## [What you have to do]
Your task is to write out the complete listing exactly as it is shown.

[Dataset entries on figures]
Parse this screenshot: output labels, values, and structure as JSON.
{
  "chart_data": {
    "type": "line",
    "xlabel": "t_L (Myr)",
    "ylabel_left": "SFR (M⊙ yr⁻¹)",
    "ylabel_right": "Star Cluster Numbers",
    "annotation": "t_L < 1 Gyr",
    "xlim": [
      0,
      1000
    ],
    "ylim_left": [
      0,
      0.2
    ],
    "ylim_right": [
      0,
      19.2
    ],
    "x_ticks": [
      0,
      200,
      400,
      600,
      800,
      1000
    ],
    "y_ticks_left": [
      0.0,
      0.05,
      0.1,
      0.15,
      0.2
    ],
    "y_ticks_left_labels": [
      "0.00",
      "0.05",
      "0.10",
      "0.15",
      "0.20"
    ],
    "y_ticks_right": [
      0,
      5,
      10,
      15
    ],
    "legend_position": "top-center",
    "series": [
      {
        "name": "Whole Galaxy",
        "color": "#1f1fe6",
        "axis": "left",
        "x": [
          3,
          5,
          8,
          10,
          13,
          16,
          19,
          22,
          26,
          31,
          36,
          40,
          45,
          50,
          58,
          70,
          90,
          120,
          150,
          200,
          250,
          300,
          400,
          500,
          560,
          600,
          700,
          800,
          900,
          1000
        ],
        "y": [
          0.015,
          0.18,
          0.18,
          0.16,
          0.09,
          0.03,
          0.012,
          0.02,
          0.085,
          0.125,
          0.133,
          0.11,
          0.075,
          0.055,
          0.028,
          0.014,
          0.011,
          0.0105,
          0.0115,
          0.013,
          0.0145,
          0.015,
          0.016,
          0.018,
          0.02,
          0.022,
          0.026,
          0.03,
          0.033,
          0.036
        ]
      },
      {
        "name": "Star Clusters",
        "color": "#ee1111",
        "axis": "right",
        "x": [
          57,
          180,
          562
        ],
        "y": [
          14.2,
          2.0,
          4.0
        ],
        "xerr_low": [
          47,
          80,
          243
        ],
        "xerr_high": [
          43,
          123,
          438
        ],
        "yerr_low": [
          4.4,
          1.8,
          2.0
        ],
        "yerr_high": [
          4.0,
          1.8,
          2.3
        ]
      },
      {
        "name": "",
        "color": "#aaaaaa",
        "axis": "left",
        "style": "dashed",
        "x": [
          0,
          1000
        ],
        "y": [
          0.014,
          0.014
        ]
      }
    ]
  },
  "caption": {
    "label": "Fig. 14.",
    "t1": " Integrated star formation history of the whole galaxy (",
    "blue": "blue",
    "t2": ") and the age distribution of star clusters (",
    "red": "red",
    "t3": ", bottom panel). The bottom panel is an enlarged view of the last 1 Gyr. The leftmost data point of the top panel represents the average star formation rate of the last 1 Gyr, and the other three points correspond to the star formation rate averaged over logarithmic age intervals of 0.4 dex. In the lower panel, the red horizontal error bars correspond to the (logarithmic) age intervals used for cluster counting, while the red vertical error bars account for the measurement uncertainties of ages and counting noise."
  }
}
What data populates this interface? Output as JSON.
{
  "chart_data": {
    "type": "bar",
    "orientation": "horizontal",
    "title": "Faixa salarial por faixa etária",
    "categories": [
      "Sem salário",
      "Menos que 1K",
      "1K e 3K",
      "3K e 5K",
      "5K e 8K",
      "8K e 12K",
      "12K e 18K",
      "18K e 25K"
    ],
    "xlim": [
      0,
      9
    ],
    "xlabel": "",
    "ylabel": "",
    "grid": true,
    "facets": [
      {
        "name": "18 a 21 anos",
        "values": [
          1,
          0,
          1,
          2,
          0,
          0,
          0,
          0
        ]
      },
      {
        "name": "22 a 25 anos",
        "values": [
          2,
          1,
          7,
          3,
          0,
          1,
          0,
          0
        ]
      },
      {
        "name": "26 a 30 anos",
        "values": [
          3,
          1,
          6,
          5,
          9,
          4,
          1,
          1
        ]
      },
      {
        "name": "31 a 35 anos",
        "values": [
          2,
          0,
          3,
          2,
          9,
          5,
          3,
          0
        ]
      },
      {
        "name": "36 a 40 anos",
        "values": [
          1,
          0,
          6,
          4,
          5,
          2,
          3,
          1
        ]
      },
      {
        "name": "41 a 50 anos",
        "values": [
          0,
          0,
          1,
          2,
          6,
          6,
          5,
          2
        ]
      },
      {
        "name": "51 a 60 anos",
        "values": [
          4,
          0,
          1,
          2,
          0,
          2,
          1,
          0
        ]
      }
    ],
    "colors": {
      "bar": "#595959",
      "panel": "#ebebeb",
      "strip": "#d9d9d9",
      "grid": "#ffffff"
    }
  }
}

## [Answer to this task]
Parse this screenshot: output labels, values, and structure as JSON.
{
  "chart_data": {
    "type": "line",
    "xlabel": "t_L (Myr)",
    "ylabel_left": "SFR (M⊙ yr⁻¹)",
    "ylabel_right": "Star Cluster Numbers",
    "annotation": "t_L < 1 Gyr",
    "xlim": [
      0,
      1000
    ],
    "ylim_left": [
      0,
      0.2
    ],
    "ylim_right": [
      0,
      19.2
    ],
    "x_ticks": [
      0,
      200,
      400,
      600,
      800,
      1000
    ],
    "y_ticks_left": [
      0.0,
      0.05,
      0.1,
      0.15,
      0.2
    ],
    "y_ticks_left_labels": [
      "0.00",
      "0.05",
      "0.10",
      "0.15",
      "0.20"
    ],
    "y_ticks_right": [
      0,
      5,
      10,
      15
    ],
    "legend_position": "top-center",
    "series": [
      {
        "name": "Whole Galaxy",
        "color": "#1f1fe6",
        "axis": "left",
        "x": [
          3,
          5,
          8,
          10,
          13,
          16,
          19,
          22,
          26,
          31,
          36,
          40,
          45,
          50,
          58,
          70,
          90,
          120,
          150,
          200,
          250,
          300,
          400,
          500,
          560,
          600,
          700,
          800,
          900,
          1000
        ],
        "y": [
          0.015,
          0.18,
          0.18,
          0.16,
          0.09,
          0.03,
          0.012,
          0.02,
          0.085,
          0.125,
          0.133,
          0.11,
          0.075,
          0.055,
          0.028,
          0.014,
          0.011,
          0.0105,
          0.0115,
          0.013,
          0.0145,
          0.015,
          0.016,
          0.018,
          0.02,
          0.022,
          0.026,
          0.03,
          0.033,
          0.036
        ]
      },
      {
        "name": "Star Clusters",
        "color": "#ee1111",
        "axis": "right",
        "x": [
          57,
          180,
          562
        ],
        "y": [
          14.2,
          2.0,
          4.0
        ],
        "xerr_low": [
          47,
          80,
          243
        ],
        "xerr_high": [
          43,
          123,
          438
        ],
        "yerr_low": [
          4.4,
          1.8,
          2.0
        ],
        "yerr_high": [
          4.0,
          1.8,
          2.3
        ]
      },
      {
        "name": "",
        "color": "#aaaaaa",
        "axis": "left",
        "style": "dashed",
        "x": [
          0,
          1000
        ],
        "y": [
          0.014,
          0.014
        ]
      }
    ]
  },
  "caption": {
    "label": "Fig. 14.",
    "t1": " Integrated star formation history of the whole galaxy (",
    "blue": "blue",
    "t2": ") and the age distribution of star clusters (",
    "red": "red",
    "t3": ", bottom panel). The bottom panel is an enlarged view of the last 1 Gyr. The leftmost data point of the top panel represents the average star formation rate of the last 1 Gyr, and the other three points correspond to the star formation rate averaged over logarithmic age intervals of 0.4 dex. In the lower panel, the red horizontal error bars correspond to the (logarithmic) age intervals used for cluster counting, while the red vertical error bars account for the measurement uncertainties of ages and counting noise."
  }
}
What data populates this interface? Output as JSON.
{
  "chart_data": {
    "type": "bar",
    "orientation": "horizontal",
    "title": "Faixa salarial por faixa etária",
    "categories": [
      "Sem salário",
      "Menos que 1K",
      "1K e 3K",
      "3K e 5K",
      "5K e 8K",
      "8K e 12K",
      "12K e 18K",
      "18K e 25K"
    ],
    "xlim": [
      0,
      9
    ],
    "xlabel": "",
    "ylabel": "",
    "grid": true,
    "facets": [
      {
        "name": "18 a 21 anos",
        "values": [
          1,
          0,
          1,
          2,
          0,
          0,
          0,
          0
        ]
      },
      {
        "name": "22 a 25 anos",
        "values": [
          2,
          1,
          7,
          3,
          0,
          1,
          0,
          0
        ]
      },
      {
        "name": "26 a 30 anos",
        "values": [
          3,
          1,
          6,
          5,
          9,
          4,
          1,
          1
        ]
      },
      {
        "name": "31 a 35 anos",
        "values": [
          2,
          0,
          3,
          2,
          9,
          5,
          3,
          0
        ]
      },
      {
        "name": "36 a 40 anos",
        "values": [
          1,
          0,
          6,
          4,
          5,
          2,
          3,
          1
        ]
      },
      {
        "name": "41 a 50 anos",
        "values": [
          0,
          0,
          1,
          2,
          6,
          6,
          5,
          2
        ]
      },
      {
        "name": "51 a 60 anos",
        "values": [
          4,
          0,
          1,
          2,
          0,
          2,
          1,
          0
        ]
      }
    ],
    "colors": {
      "bar": "#595959",
      "panel": "#ebebeb",
      "strip": "#d9d9d9",
      "grid": "#ffffff"
    }
  }
}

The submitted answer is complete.